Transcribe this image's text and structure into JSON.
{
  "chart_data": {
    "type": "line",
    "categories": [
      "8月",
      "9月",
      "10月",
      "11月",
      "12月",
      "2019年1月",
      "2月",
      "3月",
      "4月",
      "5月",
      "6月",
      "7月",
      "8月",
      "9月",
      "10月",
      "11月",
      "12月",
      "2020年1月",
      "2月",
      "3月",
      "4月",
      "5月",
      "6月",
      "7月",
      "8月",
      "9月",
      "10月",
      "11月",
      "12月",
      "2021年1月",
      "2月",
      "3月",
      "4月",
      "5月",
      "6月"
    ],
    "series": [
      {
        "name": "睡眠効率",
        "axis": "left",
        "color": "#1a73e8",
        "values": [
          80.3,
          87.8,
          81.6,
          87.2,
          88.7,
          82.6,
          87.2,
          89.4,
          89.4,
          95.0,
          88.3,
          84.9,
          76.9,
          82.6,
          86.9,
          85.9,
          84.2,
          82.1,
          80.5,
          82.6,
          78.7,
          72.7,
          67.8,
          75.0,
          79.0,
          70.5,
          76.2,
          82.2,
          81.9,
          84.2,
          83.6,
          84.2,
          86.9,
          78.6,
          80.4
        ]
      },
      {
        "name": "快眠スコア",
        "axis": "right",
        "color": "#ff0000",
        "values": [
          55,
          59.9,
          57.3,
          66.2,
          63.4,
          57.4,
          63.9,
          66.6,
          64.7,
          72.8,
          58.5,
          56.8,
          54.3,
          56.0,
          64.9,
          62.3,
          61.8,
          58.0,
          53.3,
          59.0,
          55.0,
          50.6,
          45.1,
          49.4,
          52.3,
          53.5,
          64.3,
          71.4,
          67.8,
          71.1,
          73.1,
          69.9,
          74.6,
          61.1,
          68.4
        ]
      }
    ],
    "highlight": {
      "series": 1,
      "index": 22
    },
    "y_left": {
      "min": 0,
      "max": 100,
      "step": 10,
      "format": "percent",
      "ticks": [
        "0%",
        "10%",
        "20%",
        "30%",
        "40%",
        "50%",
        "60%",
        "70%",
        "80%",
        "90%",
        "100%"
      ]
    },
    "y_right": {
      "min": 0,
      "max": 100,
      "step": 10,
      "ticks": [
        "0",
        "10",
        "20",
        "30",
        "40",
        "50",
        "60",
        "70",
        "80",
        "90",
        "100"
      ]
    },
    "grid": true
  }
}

-=-=-

## [STATED EXERCISE]
Restate the whole listing exactly, leaving out nothing.

## [RESPONSE TO THE TASK]
Transcribe this image's text and structure into JSON.
{
  "chart_data": {
    "type": "line",
    "categories": [
      "8月",
      "9月",
      "10月",
      "11月",
      "12月",
      "2019年1月",
      "2月",
      "3月",
      "4月",
      "5月",
      "6月",
      "7月",
      "8月",
      "9月",
      "10月",
      "11月",
      "12月",
      "2020年1月",
      "2月",
      "3月",
      "4月",
      "5月",
      "6月",
      "7月",
      "8月",
      "9月",
      "10月",
      "11月",
      "12月",
      "2021年1月",
      "2月",
      "3月",
      "4月",
      "5月",
      "6月"
    ],
    "series": [
      {
        "name": "睡眠効率",
        "axis": "left",
        "color": "#1a73e8",
        "values": [
          80.3,
          87.8,
          81.6,
          87.2,
          88.7,
          82.6,
          87.2,
          89.4,
          89.4,
          95.0,
          88.3,
          84.9,
          76.9,
          82.6,
          86.9,
          85.9,
          84.2,
          82.1,
          80.5,
          82.6,
          78.7,
          72.7,
          67.8,
          75.0,
          79.0,
          70.5,
          76.2,
          82.2,
          81.9,
          84.2,
          83.6,
          84.2,
          86.9,
          78.6,
          80.4
        ]
      },
      {
        "name": "快眠スコア",
        "axis": "right",
        "color": "#ff0000",
        "values": [
          55,
          59.9,
          57.3,
          66.2,
          63.4,
          57.4,
          63.9,
          66.6,
          64.7,
          72.8,
          58.5,
          56.8,
          54.3,
          56.0,
          64.9,
          62.3,
          61.8,
          58.0,
          53.3,
          59.0,
          55.0,
          50.6,
          45.1,
          49.4,
          52.3,
          53.5,
          64.3,
          71.4,
          67.8,
          71.1,
          73.1,
          69.9,
          74.6,
          61.1,
          68.4
        ]
      }
    ],
    "highlight": {
      "series": 1,
      "index": 22
    },
    "y_left": {
      "min": 0,
      "max": 100,
      "step": 10,
      "format": "percent",
      "ticks": [
        "0%",
        "10%",
        "20%",
        "30%",
        "40%",
        "50%",
        "60%",
        "70%",
        "80%",
        "90%",
        "100%"
      ]
    },
    "y_right": {
      "min": 0,
      "max": 100,
      "step": 10,
      "ticks": [
        "0",
        "10",
        "20",
        "30",
        "40",
        "50",
        "60",
        "70",
        "80",
        "90",
        "100"
      ]
    },
    "grid": true
  }
}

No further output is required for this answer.